##### Given records #####

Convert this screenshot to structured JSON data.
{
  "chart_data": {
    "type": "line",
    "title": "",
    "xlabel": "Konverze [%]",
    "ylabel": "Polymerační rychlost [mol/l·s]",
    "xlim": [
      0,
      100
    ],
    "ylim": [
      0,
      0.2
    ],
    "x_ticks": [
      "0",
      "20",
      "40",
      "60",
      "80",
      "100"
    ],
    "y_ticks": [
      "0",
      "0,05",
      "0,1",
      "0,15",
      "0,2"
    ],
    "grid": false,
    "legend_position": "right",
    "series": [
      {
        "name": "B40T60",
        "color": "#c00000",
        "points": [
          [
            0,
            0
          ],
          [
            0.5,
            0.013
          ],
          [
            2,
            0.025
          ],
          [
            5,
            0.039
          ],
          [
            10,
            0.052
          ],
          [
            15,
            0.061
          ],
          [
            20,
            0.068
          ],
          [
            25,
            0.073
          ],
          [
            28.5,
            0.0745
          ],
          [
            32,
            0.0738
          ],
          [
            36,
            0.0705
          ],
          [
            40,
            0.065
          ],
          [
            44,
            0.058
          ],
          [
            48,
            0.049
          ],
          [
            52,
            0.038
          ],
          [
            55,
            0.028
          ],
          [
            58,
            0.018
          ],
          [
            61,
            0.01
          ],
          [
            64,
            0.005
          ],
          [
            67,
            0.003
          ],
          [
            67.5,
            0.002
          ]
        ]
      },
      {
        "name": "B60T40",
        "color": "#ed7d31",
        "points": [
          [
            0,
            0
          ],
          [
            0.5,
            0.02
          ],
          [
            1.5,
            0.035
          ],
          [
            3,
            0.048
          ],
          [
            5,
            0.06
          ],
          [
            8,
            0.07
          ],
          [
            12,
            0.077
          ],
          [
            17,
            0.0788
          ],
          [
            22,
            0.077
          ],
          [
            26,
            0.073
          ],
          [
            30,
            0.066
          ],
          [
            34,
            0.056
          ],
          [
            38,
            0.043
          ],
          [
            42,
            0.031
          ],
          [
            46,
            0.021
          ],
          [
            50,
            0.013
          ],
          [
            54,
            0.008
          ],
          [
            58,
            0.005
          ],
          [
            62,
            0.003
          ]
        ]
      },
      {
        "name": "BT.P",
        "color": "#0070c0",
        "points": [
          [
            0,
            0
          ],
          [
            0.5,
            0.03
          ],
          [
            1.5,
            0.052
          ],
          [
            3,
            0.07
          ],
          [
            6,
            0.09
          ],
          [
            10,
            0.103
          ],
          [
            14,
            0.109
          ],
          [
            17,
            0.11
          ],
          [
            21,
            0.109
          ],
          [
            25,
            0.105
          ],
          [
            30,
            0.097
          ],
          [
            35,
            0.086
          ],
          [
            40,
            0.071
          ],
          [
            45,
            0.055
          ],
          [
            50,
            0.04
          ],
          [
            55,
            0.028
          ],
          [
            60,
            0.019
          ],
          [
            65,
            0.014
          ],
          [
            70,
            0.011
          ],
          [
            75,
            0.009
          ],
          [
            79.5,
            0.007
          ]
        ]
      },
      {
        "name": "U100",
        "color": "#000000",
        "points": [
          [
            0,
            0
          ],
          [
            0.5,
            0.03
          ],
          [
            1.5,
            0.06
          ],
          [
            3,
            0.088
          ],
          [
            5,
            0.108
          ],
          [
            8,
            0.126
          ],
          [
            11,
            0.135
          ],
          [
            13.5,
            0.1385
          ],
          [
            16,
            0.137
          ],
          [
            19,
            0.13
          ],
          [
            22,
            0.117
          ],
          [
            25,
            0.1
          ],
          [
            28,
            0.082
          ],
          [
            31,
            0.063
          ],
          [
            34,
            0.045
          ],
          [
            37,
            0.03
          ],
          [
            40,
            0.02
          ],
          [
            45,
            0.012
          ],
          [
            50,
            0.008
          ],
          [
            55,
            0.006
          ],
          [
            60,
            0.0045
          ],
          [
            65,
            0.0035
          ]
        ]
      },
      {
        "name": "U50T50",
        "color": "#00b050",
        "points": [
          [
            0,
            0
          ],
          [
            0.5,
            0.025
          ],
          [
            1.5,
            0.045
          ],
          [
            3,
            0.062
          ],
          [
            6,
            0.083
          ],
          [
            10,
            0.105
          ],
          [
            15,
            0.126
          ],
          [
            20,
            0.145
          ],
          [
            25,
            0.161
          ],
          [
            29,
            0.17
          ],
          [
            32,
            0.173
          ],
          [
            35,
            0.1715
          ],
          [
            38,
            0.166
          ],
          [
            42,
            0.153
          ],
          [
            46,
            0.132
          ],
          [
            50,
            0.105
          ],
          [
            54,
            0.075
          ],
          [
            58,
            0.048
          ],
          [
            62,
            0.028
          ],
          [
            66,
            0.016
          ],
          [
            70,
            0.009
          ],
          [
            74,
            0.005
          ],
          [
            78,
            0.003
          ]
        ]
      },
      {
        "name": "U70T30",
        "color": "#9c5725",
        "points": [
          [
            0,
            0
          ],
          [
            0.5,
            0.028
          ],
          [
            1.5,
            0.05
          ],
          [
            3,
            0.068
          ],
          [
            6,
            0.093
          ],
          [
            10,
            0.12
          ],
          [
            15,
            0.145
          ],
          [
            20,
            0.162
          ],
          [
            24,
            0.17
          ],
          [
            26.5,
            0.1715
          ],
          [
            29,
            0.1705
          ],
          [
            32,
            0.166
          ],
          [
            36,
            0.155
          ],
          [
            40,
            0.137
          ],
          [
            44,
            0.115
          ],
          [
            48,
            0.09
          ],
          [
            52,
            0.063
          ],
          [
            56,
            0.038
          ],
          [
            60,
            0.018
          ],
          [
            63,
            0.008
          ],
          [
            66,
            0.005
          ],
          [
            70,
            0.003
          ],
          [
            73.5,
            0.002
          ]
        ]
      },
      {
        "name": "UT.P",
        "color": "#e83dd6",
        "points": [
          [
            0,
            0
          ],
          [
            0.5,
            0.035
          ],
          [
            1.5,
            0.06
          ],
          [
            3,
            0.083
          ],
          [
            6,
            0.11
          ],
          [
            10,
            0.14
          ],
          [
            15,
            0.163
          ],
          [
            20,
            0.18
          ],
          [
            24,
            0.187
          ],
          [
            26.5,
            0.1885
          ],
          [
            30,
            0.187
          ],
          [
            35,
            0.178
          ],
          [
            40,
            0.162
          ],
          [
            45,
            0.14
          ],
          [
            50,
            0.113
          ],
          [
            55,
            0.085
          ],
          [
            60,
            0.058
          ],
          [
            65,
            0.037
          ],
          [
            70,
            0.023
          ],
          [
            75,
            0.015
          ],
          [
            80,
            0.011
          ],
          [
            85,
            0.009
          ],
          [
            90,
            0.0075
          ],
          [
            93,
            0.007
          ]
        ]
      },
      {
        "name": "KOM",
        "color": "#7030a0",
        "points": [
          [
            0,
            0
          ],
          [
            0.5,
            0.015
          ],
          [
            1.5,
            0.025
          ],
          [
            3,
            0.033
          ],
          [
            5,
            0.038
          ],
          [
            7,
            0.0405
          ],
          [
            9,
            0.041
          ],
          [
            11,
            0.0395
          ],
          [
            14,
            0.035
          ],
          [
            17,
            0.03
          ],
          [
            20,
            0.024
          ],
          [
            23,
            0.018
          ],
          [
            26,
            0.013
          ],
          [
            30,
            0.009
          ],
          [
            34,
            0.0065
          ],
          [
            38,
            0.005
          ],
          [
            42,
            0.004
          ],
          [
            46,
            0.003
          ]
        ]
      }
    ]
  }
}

#####

From the entries above, copy every line containing the word "name".

**Exercise result**
        "name": "B40T60",
        "name": "B60T40",
        "name": "BT.P",
        "name": "U100",
        "name": "U50T50",
        "name": "U70T30",
        "name": "UT.P",
        "name": "KOM",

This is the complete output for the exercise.